* [What you need to do]: Each entry below is to be written out exactly, and the pictures are to be left out.

* [Task input]:
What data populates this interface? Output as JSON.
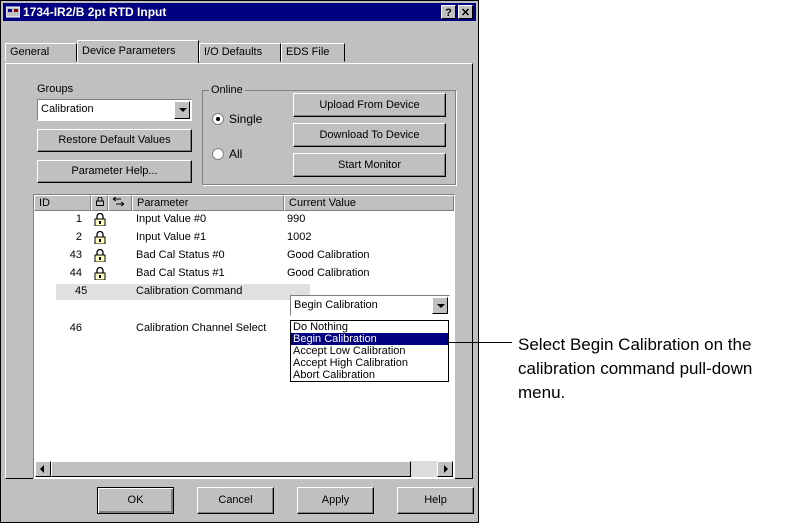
{
  "window": {
    "title": "1734-IR2/B 2pt RTD Input",
    "help_btn": "?",
    "close_btn": "✕"
  },
  "tabs": [
    {
      "label": "General"
    },
    {
      "label": "Device Parameters"
    },
    {
      "label": "I/O Defaults"
    },
    {
      "label": "EDS File"
    }
  ],
  "groups": {
    "label": "Groups",
    "value": "Calibration"
  },
  "buttons": {
    "restore": "Restore Default Values",
    "param_help": "Parameter Help...",
    "upload": "Upload From Device",
    "download": "Download To Device",
    "monitor": "Start Monitor",
    "ok": "OK",
    "cancel": "Cancel",
    "apply": "Apply",
    "help": "Help"
  },
  "online": {
    "label": "Online",
    "single": "Single",
    "all": "All",
    "selected": "Single"
  },
  "table": {
    "headers": {
      "id": "ID",
      "parameter": "Parameter",
      "value": "Current Value"
    },
    "rows": [
      {
        "id": "1",
        "parameter": "Input Value #0",
        "value": "990",
        "locked": true
      },
      {
        "id": "2",
        "parameter": "Input Value #1",
        "value": "1002",
        "locked": true
      },
      {
        "id": "43",
        "parameter": "Bad Cal Status #0",
        "value": "Good Calibration",
        "locked": true
      },
      {
        "id": "44",
        "parameter": "Bad Cal Status #1",
        "value": "Good Calibration",
        "locked": true
      },
      {
        "id": "45",
        "parameter": "Calibration Command",
        "value": "Begin Calibration",
        "locked": false
      },
      {
        "id": "46",
        "parameter": "Calibration Channel Select",
        "value": "",
        "locked": false
      }
    ]
  },
  "dropdown_options": [
    "Do Nothing",
    "Begin Calibration",
    "Accept Low Calibration",
    "Accept High Calibration",
    "Abort Calibration"
  ],
  "callout": "Select Begin Calibration on the calibration command pull-down menu."
}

* [Written reply]:
What data populates this interface? Output as JSON.
{
  "window": {
    "title": "1734-IR2/B 2pt RTD Input",
    "help_btn": "?",
    "close_btn": "✕"
  },
  "tabs": [
    {
      "label": "General"
    },
    {
      "label": "Device Parameters"
    },
    {
      "label": "I/O Defaults"
    },
    {
      "label": "EDS File"
    }
  ],
  "groups": {
    "label": "Groups",
    "value": "Calibration"
  },
  "buttons": {
    "restore": "Restore Default Values",
    "param_help": "Parameter Help...",
    "upload": "Upload From Device",
    "download": "Download To Device",
    "monitor": "Start Monitor",
    "ok": "OK",
    "cancel": "Cancel",
    "apply": "Apply",
    "help": "Help"
  },
  "online": {
    "label": "Online",
    "single": "Single",
    "all": "All",
    "selected": "Single"
  },
  "table": {
    "headers": {
      "id": "ID",
      "parameter": "Parameter",
      "value": "Current Value"
    },
    "rows": [
      {
        "id": "1",
        "parameter": "Input Value #0",
        "value": "990",
        "locked": true
      },
      {
        "id": "2",
        "parameter": "Input Value #1",
        "value": "1002",
        "locked": true
      },
      {
        "id": "43",
        "parameter": "Bad Cal Status #0",
        "value": "Good Calibration",
        "locked": true
      },
      {
        "id": "44",
        "parameter": "Bad Cal Status #1",
        "value": "Good Calibration",
        "locked": true
      },
      {
        "id": "45",
        "parameter": "Calibration Command",
        "value": "Begin Calibration",
        "locked": false
      },
      {
        "id": "46",
        "parameter": "Calibration Channel Select",
        "value": "",
        "locked": false
      }
    ]
  },
  "dropdown_options": [
    "Do Nothing",
    "Begin Calibration",
    "Accept Low Calibration",
    "Accept High Calibration",
    "Abort Calibration"
  ],
  "callout": "Select Begin Calibration on the calibration command pull-down menu."
}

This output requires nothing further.